### [Material provided]
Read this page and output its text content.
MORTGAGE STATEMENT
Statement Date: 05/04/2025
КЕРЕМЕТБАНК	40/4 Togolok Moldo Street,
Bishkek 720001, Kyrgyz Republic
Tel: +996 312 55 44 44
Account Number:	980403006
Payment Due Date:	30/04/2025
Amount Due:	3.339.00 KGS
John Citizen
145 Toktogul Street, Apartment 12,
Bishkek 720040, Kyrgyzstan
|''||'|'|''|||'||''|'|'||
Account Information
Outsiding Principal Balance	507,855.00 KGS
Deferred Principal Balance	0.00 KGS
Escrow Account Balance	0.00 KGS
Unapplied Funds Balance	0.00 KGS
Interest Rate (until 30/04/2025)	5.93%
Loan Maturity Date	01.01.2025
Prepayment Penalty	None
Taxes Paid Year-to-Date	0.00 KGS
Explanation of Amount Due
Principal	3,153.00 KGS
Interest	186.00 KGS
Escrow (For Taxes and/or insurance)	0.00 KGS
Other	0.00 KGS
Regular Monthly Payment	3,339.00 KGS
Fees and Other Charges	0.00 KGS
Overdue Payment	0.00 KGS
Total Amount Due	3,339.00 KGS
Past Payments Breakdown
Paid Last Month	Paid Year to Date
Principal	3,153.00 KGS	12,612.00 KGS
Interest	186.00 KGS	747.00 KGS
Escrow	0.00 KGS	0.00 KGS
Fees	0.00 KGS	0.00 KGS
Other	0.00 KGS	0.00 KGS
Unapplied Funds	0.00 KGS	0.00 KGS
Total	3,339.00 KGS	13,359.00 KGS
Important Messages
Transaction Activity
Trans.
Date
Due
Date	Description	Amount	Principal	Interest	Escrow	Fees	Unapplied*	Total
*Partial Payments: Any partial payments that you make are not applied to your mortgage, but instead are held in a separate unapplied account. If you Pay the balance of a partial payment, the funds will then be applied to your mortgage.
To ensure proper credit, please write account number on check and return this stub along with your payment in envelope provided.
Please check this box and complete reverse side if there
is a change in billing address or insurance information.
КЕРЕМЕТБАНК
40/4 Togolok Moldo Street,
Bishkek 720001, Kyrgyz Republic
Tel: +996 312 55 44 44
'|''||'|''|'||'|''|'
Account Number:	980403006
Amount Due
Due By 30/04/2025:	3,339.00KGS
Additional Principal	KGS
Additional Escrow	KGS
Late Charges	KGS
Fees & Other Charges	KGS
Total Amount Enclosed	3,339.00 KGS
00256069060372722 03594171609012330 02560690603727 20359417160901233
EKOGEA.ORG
---
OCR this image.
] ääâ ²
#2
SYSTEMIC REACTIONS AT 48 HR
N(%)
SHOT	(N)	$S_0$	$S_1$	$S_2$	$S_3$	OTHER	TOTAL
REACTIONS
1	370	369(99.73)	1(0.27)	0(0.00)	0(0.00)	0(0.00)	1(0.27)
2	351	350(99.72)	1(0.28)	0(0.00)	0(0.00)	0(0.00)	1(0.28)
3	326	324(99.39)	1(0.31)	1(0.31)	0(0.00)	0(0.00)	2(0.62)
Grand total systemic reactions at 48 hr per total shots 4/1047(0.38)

### [Given task]
Copy out all lines from the material above that contain the string "insurance".

### [Result]
Escrow (For Taxes and/or insurance)	0.00 KGS
is a change in billing address or insurance information.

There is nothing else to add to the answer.